EXERCISE TASK: All entries should be output exactly as they stand.

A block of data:

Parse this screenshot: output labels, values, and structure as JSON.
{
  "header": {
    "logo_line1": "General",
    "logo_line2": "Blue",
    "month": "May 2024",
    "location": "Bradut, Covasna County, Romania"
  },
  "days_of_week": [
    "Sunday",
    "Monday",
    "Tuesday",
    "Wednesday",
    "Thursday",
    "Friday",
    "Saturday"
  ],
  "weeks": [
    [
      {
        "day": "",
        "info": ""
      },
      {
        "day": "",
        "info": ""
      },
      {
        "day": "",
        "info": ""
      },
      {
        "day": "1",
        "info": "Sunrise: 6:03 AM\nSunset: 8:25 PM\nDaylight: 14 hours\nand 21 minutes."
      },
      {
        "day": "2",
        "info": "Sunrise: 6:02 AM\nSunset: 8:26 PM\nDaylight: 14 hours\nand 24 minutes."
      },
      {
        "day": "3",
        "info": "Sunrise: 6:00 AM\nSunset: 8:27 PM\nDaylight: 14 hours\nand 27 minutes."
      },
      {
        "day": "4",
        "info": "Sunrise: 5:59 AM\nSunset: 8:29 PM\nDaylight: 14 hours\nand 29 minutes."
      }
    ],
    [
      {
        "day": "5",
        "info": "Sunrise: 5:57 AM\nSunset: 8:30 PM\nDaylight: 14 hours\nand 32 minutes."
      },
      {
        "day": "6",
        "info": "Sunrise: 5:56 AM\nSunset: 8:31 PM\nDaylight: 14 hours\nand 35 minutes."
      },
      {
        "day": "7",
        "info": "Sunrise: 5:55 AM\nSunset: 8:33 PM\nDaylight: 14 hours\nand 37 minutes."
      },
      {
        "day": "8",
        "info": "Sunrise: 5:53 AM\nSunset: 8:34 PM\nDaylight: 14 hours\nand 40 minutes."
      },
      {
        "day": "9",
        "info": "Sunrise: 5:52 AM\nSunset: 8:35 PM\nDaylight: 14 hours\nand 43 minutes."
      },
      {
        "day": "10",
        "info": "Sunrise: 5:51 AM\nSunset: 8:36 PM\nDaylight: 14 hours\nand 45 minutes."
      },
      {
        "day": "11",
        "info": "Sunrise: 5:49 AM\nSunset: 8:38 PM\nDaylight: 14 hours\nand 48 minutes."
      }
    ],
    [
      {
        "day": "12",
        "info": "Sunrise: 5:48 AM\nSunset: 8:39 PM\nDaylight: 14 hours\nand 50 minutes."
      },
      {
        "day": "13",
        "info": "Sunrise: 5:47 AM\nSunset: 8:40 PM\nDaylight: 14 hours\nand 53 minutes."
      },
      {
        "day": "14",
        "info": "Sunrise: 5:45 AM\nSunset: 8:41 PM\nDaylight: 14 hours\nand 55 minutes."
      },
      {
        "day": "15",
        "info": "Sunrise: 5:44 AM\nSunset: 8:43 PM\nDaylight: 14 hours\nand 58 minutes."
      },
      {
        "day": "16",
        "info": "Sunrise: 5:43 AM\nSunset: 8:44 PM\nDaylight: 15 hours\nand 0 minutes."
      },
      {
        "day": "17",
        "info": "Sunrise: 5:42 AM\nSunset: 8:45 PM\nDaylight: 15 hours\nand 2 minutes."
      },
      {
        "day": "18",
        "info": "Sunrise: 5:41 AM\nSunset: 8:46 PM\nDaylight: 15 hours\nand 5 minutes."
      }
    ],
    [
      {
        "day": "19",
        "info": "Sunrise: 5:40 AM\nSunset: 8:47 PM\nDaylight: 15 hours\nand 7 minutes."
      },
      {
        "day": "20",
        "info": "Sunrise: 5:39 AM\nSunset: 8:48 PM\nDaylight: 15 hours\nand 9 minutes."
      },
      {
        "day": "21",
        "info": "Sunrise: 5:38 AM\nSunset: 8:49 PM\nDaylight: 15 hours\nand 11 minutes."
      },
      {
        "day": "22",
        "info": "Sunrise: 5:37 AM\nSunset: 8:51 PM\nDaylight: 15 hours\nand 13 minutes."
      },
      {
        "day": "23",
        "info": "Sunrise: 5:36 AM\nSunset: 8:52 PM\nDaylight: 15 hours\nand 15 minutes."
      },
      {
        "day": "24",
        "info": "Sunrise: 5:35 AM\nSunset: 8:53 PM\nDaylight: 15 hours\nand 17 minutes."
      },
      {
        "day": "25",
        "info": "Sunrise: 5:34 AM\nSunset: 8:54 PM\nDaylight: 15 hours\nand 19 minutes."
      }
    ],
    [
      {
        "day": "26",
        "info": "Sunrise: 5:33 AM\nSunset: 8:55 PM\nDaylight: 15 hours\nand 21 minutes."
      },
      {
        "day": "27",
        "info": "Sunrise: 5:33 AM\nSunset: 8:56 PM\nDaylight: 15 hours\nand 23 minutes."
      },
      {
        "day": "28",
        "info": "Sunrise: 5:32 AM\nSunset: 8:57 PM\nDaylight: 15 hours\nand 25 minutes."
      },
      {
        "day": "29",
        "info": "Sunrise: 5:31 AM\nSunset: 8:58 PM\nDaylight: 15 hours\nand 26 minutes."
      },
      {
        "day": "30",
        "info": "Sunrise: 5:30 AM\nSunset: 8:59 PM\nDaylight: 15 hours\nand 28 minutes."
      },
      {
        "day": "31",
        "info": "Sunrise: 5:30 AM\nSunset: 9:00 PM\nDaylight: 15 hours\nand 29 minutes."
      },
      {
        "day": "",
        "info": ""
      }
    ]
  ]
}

ANSWER IN FULL:
Parse this screenshot: output labels, values, and structure as JSON.
{
  "header": {
    "logo_line1": "General",
    "logo_line2": "Blue",
    "month": "May 2024",
    "location": "Bradut, Covasna County, Romania"
  },
  "days_of_week": [
    "Sunday",
    "Monday",
    "Tuesday",
    "Wednesday",
    "Thursday",
    "Friday",
    "Saturday"
  ],
  "weeks": [
    [
      {
        "day": "",
        "info": ""
      },
      {
        "day": "",
        "info": ""
      },
      {
        "day": "",
        "info": ""
      },
      {
        "day": "1",
        "info": "Sunrise: 6:03 AM\nSunset: 8:25 PM\nDaylight: 14 hours\nand 21 minutes."
      },
      {
        "day": "2",
        "info": "Sunrise: 6:02 AM\nSunset: 8:26 PM\nDaylight: 14 hours\nand 24 minutes."
      },
      {
        "day": "3",
        "info": "Sunrise: 6:00 AM\nSunset: 8:27 PM\nDaylight: 14 hours\nand 27 minutes."
      },
      {
        "day": "4",
        "info": "Sunrise: 5:59 AM\nSunset: 8:29 PM\nDaylight: 14 hours\nand 29 minutes."
      }
    ],
    [
      {
        "day": "5",
        "info": "Sunrise: 5:57 AM\nSunset: 8:30 PM\nDaylight: 14 hours\nand 32 minutes."
      },
      {
        "day": "6",
        "info": "Sunrise: 5:56 AM\nSunset: 8:31 PM\nDaylight: 14 hours\nand 35 minutes."
      },
      {
        "day": "7",
        "info": "Sunrise: 5:55 AM\nSunset: 8:33 PM\nDaylight: 14 hours\nand 37 minutes."
      },
      {
        "day": "8",
        "info": "Sunrise: 5:53 AM\nSunset: 8:34 PM\nDaylight: 14 hours\nand 40 minutes."
      },
      {
        "day": "9",
        "info": "Sunrise: 5:52 AM\nSunset: 8:35 PM\nDaylight: 14 hours\nand 43 minutes."
      },
      {
        "day": "10",
        "info": "Sunrise: 5:51 AM\nSunset: 8:36 PM\nDaylight: 14 hours\nand 45 minutes."
      },
      {
        "day": "11",
        "info": "Sunrise: 5:49 AM\nSunset: 8:38 PM\nDaylight: 14 hours\nand 48 minutes."
      }
    ],
    [
      {
        "day": "12",
        "info": "Sunrise: 5:48 AM\nSunset: 8:39 PM\nDaylight: 14 hours\nand 50 minutes."
      },
      {
        "day": "13",
        "info": "Sunrise: 5:47 AM\nSunset: 8:40 PM\nDaylight: 14 hours\nand 53 minutes."
      },
      {
        "day": "14",
        "info": "Sunrise: 5:45 AM\nSunset: 8:41 PM\nDaylight: 14 hours\nand 55 minutes."
      },
      {
        "day": "15",
        "info": "Sunrise: 5:44 AM\nSunset: 8:43 PM\nDaylight: 14 hours\nand 58 minutes."
      },
      {
        "day": "16",
        "info": "Sunrise: 5:43 AM\nSunset: 8:44 PM\nDaylight: 15 hours\nand 0 minutes."
      },
      {
        "day": "17",
        "info": "Sunrise: 5:42 AM\nSunset: 8:45 PM\nDaylight: 15 hours\nand 2 minutes."
      },
      {
        "day": "18",
        "info": "Sunrise: 5:41 AM\nSunset: 8:46 PM\nDaylight: 15 hours\nand 5 minutes."
      }
    ],
    [
      {
        "day": "19",
        "info": "Sunrise: 5:40 AM\nSunset: 8:47 PM\nDaylight: 15 hours\nand 7 minutes."
      },
      {
        "day": "20",
        "info": "Sunrise: 5:39 AM\nSunset: 8:48 PM\nDaylight: 15 hours\nand 9 minutes."
      },
      {
        "day": "21",
        "info": "Sunrise: 5:38 AM\nSunset: 8:49 PM\nDaylight: 15 hours\nand 11 minutes."
      },
      {
        "day": "22",
        "info": "Sunrise: 5:37 AM\nSunset: 8:51 PM\nDaylight: 15 hours\nand 13 minutes."
      },
      {
        "day": "23",
        "info": "Sunrise: 5:36 AM\nSunset: 8:52 PM\nDaylight: 15 hours\nand 15 minutes."
      },
      {
        "day": "24",
        "info": "Sunrise: 5:35 AM\nSunset: 8:53 PM\nDaylight: 15 hours\nand 17 minutes."
      },
      {
        "day": "25",
        "info": "Sunrise: 5:34 AM\nSunset: 8:54 PM\nDaylight: 15 hours\nand 19 minutes."
      }
    ],
    [
      {
        "day": "26",
        "info": "Sunrise: 5:33 AM\nSunset: 8:55 PM\nDaylight: 15 hours\nand 21 minutes."
      },
      {
        "day": "27",
        "info": "Sunrise: 5:33 AM\nSunset: 8:56 PM\nDaylight: 15 hours\nand 23 minutes."
      },
      {
        "day": "28",
        "info": "Sunrise: 5:32 AM\nSunset: 8:57 PM\nDaylight: 15 hours\nand 25 minutes."
      },
      {
        "day": "29",
        "info": "Sunrise: 5:31 AM\nSunset: 8:58 PM\nDaylight: 15 hours\nand 26 minutes."
      },
      {
        "day": "30",
        "info": "Sunrise: 5:30 AM\nSunset: 8:59 PM\nDaylight: 15 hours\nand 28 minutes."
      },
      {
        "day": "31",
        "info": "Sunrise: 5:30 AM\nSunset: 9:00 PM\nDaylight: 15 hours\nand 29 minutes."
      },
      {
        "day": "",
        "info": ""
      }
    ]
  ]
}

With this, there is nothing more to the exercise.